_What is expected_
Write out the whole listing, matching it exactly.

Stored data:
···
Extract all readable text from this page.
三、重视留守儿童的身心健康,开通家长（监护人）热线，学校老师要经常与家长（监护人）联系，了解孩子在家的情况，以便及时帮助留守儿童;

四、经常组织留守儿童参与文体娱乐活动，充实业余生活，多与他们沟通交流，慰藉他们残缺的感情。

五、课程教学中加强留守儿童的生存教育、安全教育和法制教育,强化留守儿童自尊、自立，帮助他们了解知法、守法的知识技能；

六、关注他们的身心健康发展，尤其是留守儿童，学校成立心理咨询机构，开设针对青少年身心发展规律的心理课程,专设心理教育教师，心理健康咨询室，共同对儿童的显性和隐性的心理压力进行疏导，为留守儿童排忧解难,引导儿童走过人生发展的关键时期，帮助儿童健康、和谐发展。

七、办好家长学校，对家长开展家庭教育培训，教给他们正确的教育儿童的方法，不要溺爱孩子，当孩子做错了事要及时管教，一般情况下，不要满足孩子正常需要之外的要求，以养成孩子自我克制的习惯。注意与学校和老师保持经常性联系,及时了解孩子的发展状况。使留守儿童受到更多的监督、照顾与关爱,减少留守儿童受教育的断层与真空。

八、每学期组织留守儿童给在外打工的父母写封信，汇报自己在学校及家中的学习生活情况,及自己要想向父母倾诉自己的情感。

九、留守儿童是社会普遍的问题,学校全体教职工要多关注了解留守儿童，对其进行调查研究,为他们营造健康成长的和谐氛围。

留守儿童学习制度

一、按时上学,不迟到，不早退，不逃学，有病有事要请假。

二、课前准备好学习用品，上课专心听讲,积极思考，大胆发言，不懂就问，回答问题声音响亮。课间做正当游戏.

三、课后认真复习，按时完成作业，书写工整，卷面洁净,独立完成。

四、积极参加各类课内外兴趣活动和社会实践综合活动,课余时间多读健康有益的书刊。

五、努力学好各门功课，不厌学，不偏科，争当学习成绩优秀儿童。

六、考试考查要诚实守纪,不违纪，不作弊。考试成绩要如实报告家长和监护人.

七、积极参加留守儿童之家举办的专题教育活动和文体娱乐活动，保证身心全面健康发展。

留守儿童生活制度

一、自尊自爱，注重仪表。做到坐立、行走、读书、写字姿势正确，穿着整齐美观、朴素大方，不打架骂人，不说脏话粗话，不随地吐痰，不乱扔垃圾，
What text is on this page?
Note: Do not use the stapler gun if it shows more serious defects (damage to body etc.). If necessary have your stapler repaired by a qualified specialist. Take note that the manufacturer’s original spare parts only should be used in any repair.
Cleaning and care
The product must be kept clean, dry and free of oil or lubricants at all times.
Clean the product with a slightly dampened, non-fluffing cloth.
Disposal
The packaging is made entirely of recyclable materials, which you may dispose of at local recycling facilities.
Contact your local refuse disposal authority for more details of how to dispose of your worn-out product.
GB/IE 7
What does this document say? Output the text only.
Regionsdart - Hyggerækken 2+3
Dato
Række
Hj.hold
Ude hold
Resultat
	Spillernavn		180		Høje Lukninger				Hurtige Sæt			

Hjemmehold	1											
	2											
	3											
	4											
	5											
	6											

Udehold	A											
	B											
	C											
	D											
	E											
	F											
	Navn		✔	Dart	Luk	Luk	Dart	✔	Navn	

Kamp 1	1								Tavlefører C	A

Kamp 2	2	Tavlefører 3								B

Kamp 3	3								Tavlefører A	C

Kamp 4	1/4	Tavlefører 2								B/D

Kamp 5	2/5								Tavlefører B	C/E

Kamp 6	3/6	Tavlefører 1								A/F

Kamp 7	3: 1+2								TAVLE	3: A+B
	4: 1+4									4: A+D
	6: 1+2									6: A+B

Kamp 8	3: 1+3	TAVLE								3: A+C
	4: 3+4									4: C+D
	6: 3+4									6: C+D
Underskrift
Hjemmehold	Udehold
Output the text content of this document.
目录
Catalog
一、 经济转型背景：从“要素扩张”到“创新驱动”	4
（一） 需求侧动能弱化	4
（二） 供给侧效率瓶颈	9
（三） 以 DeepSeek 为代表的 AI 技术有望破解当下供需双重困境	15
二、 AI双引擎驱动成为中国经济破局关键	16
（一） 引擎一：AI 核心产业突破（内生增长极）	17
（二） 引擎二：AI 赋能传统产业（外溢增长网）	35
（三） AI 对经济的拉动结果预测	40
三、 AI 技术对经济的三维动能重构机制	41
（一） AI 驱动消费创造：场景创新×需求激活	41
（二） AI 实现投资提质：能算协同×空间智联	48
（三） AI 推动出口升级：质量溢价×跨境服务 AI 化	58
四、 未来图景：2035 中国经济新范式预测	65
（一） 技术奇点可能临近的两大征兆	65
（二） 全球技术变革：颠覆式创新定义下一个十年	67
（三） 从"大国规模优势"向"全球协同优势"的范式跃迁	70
···
_Correct result_
Extract all readable text from this page.
三、重视留守儿童的身心健康,开通家长（监护人）热线，学校老师要经常与家长（监护人）联系，了解孩子在家的情况，以便及时帮助留守儿童;

四、经常组织留守儿童参与文体娱乐活动，充实业余生活，多与他们沟通交流，慰藉他们残缺的感情。

五、课程教学中加强留守儿童的生存教育、安全教育和法制教育,强化留守儿童自尊、自立，帮助他们了解知法、守法的知识技能；

六、关注他们的身心健康发展，尤其是留守儿童，学校成立心理咨询机构，开设针对青少年身心发展规律的心理课程,专设心理教育教师，心理健康咨询室，共同对儿童的显性和隐性的心理压力进行疏导，为留守儿童排忧解难,引导儿童走过人生发展的关键时期，帮助儿童健康、和谐发展。

七、办好家长学校，对家长开展家庭教育培训，教给他们正确的教育儿童的方法，不要溺爱孩子，当孩子做错了事要及时管教，一般情况下，不要满足孩子正常需要之外的要求，以养成孩子自我克制的习惯。注意与学校和老师保持经常性联系,及时了解孩子的发展状况。使留守儿童受到更多的监督、照顾与关爱,减少留守儿童受教育的断层与真空。

八、每学期组织留守儿童给在外打工的父母写封信，汇报自己在学校及家中的学习生活情况,及自己要想向父母倾诉自己的情感。

九、留守儿童是社会普遍的问题,学校全体教职工要多关注了解留守儿童，对其进行调查研究,为他们营造健康成长的和谐氛围。

留守儿童学习制度

一、按时上学,不迟到，不早退，不逃学，有病有事要请假。

二、课前准备好学习用品，上课专心听讲,积极思考，大胆发言，不懂就问，回答问题声音响亮。课间做正当游戏.

三、课后认真复习，按时完成作业，书写工整，卷面洁净,独立完成。

四、积极参加各类课内外兴趣活动和社会实践综合活动,课余时间多读健康有益的书刊。

五、努力学好各门功课，不厌学，不偏科，争当学习成绩优秀儿童。

六、考试考查要诚实守纪,不违纪，不作弊。考试成绩要如实报告家长和监护人.

七、积极参加留守儿童之家举办的专题教育活动和文体娱乐活动，保证身心全面健康发展。

留守儿童生活制度

一、自尊自爱，注重仪表。做到坐立、行走、读书、写字姿势正确，穿着整齐美观、朴素大方，不打架骂人，不说脏话粗话，不随地吐痰，不乱扔垃圾，
What text is on this page?
Note: Do not use the stapler gun if it shows more serious defects (damage to body etc.). If necessary have your stapler repaired by a qualified specialist. Take note that the manufacturer’s original spare parts only should be used in any repair.
Cleaning and care
The product must be kept clean, dry and free of oil or lubricants at all times.
Clean the product with a slightly dampened, non-fluffing cloth.
Disposal
The packaging is made entirely of recyclable materials, which you may dispose of at local recycling facilities.
Contact your local refuse disposal authority for more details of how to dispose of your worn-out product.
GB/IE 7
What does this document say? Output the text only.
Regionsdart - Hyggerækken 2+3
Dato
Række
Hj.hold
Ude hold
Resultat
	Spillernavn		180		Høje Lukninger				Hurtige Sæt			

Hjemmehold	1											
	2											
	3											
	4											
	5											
	6											

Udehold	A											
	B											
	C											
	D											
	E											
	F											
	Navn		✔	Dart	Luk	Luk	Dart	✔	Navn	

Kamp 1	1								Tavlefører C	A

Kamp 2	2	Tavlefører 3								B

Kamp 3	3								Tavlefører A	C

Kamp 4	1/4	Tavlefører 2								B/D

Kamp 5	2/5								Tavlefører B	C/E

Kamp 6	3/6	Tavlefører 1								A/F

Kamp 7	3: 1+2								TAVLE	3: A+B
	4: 1+4									4: A+D
	6: 1+2									6: A+B

Kamp 8	3: 1+3	TAVLE								3: A+C
	4: 3+4									4: C+D
	6: 3+4									6: C+D
Underskrift
Hjemmehold	Udehold
Output the text content of this document.
目录
Catalog
一、 经济转型背景：从“要素扩张”到“创新驱动”	4
（一） 需求侧动能弱化	4
（二） 供给侧效率瓶颈	9
（三） 以 DeepSeek 为代表的 AI 技术有望破解当下供需双重困境	15
二、 AI双引擎驱动成为中国经济破局关键	16
（一） 引擎一：AI 核心产业突破（内生增长极）	17
（二） 引擎二：AI 赋能传统产业（外溢增长网）	35
（三） AI 对经济的拉动结果预测	40
三、 AI 技术对经济的三维动能重构机制	41
（一） AI 驱动消费创造：场景创新×需求激活	41
（二） AI 实现投资提质：能算协同×空间智联	48
（三） AI 推动出口升级：质量溢价×跨境服务 AI 化	58
四、 未来图景：2035 中国经济新范式预测	65
（一） 技术奇点可能临近的两大征兆	65
（二） 全球技术变革：颠覆式创新定义下一个十年	67
（三） 从"大国规模优势"向"全球协同优势"的范式跃迁	70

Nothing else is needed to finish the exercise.